Directions for this task. In the material below, find every line with "Prod" and pull it out.

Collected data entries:

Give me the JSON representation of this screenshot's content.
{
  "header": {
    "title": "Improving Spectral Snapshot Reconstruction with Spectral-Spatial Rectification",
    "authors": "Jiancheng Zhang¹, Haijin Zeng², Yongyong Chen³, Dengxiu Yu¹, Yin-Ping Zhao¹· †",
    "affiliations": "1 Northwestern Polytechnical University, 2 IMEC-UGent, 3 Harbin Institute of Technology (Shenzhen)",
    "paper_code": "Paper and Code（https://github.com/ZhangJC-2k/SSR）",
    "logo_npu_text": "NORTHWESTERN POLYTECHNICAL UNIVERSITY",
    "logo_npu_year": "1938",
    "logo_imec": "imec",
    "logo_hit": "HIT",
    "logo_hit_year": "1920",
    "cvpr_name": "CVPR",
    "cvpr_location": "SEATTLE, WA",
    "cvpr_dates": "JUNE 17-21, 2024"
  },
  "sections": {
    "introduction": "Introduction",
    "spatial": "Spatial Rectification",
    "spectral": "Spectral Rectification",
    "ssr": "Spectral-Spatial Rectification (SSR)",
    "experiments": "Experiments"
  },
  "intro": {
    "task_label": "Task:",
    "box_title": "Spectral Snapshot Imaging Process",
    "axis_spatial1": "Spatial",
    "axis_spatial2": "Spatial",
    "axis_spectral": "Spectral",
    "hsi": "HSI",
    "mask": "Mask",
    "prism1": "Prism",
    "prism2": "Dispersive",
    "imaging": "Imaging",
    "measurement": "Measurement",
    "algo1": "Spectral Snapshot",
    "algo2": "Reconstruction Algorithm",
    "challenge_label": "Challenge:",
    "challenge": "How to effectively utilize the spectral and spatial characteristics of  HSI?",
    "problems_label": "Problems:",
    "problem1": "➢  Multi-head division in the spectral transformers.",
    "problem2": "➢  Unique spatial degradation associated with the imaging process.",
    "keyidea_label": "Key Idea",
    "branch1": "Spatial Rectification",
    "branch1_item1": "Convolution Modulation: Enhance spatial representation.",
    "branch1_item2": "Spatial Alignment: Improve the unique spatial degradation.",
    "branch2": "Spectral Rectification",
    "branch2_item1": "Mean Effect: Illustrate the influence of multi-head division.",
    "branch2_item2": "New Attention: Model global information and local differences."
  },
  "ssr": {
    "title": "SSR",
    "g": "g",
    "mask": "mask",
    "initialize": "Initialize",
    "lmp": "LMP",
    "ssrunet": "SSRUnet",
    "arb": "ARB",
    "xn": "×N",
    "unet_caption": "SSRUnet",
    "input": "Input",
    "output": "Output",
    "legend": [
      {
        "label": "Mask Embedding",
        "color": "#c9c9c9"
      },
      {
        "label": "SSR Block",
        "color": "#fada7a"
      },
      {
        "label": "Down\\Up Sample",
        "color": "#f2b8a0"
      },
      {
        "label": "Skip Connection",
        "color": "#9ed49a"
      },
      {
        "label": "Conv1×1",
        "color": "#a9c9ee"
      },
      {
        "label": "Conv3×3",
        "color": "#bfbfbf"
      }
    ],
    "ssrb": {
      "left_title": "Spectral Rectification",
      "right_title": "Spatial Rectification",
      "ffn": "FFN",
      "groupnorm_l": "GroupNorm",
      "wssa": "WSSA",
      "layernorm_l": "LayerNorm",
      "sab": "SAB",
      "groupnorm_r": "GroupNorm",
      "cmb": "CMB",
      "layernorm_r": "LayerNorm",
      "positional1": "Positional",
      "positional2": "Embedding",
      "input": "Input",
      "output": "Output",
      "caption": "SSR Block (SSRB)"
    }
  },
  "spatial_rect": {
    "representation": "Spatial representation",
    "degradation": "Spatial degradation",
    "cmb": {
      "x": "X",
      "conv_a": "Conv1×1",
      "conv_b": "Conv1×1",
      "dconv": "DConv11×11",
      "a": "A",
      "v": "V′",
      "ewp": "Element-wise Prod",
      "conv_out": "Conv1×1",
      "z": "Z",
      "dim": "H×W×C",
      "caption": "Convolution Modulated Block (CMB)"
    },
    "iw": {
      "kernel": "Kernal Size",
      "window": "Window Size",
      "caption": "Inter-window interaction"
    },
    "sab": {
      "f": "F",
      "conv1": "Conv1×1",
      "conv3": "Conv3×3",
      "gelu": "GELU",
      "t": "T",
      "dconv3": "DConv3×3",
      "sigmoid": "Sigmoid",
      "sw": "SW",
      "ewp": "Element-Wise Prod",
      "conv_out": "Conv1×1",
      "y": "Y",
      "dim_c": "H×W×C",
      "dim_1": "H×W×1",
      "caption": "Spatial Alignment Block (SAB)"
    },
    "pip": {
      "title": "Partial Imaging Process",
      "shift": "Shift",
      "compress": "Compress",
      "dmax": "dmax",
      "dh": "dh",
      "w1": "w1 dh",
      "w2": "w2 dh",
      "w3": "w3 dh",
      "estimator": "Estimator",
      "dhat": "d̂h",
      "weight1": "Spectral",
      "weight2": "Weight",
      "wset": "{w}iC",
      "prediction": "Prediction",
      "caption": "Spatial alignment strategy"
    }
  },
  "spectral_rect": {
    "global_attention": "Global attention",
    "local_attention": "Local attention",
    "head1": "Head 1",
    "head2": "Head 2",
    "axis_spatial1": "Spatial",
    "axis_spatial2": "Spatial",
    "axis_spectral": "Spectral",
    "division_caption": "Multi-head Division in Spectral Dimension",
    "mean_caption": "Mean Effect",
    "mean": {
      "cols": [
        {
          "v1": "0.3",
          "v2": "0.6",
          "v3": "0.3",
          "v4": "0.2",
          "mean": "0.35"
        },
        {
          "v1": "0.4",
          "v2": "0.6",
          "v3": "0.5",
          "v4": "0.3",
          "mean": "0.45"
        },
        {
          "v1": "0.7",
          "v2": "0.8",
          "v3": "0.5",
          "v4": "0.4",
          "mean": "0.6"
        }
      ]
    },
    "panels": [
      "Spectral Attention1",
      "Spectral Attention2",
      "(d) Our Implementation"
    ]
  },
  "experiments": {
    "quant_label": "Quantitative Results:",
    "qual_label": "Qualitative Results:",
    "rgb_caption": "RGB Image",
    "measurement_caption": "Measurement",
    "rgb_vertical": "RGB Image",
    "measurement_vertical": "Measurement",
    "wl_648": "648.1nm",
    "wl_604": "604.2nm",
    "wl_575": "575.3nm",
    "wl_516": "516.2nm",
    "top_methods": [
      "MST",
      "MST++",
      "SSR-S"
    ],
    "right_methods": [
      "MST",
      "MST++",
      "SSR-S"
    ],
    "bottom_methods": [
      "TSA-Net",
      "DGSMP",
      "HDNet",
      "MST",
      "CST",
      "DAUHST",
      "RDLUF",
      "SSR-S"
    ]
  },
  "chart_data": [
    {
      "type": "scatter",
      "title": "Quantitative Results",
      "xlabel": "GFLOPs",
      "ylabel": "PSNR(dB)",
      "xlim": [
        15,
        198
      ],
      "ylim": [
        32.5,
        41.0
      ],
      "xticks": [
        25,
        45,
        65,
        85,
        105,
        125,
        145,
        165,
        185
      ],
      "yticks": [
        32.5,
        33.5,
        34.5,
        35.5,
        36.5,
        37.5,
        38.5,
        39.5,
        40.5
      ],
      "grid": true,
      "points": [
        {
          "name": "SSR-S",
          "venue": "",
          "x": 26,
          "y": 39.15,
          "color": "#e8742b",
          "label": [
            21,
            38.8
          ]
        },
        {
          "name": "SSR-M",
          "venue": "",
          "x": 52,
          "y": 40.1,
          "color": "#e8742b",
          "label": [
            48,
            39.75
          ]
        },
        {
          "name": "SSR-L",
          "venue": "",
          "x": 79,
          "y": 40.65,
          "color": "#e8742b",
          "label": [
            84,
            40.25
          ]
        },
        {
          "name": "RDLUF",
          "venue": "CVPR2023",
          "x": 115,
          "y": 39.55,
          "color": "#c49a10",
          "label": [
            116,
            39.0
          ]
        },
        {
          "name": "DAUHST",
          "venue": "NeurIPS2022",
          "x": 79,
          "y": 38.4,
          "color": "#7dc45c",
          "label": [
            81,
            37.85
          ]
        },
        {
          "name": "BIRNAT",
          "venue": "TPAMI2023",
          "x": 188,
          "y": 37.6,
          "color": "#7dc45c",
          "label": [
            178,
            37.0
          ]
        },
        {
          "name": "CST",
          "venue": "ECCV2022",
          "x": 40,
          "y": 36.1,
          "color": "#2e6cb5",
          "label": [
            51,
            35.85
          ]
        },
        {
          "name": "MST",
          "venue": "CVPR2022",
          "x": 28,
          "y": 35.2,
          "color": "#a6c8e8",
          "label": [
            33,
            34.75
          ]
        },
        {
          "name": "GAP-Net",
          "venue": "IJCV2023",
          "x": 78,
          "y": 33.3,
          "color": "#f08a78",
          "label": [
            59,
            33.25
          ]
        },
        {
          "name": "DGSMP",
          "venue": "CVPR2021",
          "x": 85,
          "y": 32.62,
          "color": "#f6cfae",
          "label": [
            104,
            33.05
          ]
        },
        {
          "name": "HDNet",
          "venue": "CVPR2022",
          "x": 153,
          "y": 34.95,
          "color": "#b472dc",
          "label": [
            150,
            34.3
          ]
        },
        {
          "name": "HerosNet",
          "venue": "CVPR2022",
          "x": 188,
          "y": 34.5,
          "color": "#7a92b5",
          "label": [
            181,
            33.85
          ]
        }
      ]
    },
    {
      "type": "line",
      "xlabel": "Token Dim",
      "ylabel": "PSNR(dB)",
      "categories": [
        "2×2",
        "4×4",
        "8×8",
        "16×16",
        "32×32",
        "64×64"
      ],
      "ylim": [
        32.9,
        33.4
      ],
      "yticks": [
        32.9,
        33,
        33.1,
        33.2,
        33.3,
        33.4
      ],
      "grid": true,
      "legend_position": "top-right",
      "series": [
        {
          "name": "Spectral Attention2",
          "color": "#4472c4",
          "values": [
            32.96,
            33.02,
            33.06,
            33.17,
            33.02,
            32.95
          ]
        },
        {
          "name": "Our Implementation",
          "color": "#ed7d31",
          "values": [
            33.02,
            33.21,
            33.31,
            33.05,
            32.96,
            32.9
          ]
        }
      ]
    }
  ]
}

Result of the exercise.
      "ewp": "Element-wise Prod",
      "ewp": "Element-Wise Prod",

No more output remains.